[SUPPLIED INFORMATION]:
----------

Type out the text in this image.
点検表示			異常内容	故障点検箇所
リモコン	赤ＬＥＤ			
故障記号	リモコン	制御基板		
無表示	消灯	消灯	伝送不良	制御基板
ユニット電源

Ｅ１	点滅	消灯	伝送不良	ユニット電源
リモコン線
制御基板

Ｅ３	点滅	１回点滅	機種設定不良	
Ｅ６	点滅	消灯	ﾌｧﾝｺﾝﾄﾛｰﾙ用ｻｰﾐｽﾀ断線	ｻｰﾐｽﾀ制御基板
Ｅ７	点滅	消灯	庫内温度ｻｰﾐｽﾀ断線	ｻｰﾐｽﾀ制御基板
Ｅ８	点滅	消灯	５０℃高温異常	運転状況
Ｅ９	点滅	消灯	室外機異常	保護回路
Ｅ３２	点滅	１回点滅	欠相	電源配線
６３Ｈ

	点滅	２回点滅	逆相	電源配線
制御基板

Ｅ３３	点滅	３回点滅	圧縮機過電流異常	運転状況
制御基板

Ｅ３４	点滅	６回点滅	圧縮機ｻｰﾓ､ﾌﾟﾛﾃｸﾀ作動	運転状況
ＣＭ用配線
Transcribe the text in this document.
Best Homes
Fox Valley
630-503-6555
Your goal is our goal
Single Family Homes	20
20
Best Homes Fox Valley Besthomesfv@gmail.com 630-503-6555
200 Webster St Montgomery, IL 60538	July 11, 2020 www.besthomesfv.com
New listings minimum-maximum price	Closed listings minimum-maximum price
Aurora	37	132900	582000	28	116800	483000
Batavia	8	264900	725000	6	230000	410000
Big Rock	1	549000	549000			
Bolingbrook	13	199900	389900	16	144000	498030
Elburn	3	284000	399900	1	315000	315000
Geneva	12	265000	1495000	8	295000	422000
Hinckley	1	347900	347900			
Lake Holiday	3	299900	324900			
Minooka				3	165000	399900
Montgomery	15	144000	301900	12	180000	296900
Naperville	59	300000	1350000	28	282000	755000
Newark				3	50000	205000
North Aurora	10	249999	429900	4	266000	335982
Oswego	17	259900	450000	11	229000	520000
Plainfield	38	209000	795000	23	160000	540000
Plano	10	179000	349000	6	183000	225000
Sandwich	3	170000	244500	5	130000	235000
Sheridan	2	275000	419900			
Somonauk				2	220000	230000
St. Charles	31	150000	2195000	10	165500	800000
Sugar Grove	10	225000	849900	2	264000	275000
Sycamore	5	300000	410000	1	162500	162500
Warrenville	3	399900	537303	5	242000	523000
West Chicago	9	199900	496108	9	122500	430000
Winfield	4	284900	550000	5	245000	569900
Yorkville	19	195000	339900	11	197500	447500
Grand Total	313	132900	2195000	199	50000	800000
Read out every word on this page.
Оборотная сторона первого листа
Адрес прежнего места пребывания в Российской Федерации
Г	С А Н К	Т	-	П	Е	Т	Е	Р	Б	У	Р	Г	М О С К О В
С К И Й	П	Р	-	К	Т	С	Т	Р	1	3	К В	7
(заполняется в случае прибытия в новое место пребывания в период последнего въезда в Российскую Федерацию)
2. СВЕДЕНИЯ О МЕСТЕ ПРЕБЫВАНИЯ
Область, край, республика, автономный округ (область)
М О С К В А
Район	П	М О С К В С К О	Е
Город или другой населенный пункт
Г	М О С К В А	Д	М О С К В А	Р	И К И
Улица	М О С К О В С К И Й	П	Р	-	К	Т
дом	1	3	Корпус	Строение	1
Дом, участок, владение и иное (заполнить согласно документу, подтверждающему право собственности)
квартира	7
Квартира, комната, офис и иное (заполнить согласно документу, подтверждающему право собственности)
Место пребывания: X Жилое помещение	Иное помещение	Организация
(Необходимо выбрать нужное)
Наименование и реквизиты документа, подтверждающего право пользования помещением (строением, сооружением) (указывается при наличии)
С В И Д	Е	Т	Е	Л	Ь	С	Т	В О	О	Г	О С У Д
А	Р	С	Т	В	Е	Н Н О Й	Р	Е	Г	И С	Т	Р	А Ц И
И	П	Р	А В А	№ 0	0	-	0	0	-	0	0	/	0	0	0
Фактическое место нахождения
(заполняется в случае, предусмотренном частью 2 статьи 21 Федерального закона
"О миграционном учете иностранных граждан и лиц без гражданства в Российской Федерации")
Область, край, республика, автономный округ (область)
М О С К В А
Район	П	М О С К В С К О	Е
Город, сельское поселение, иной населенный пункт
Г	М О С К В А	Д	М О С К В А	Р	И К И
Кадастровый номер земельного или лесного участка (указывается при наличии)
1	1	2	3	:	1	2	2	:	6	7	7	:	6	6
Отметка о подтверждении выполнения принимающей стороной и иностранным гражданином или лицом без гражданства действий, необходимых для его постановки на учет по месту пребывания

----------

[GIVEN EXERCISE]: Select every line where the word "подтверждающему" occurs.

[EXPECTED ANSWER]:
Дом, участок, владение и иное (заполнить согласно документу, подтверждающему право собственности)
Квартира, комната, офис и иное (заполнить согласно документу, подтверждающему право собственности)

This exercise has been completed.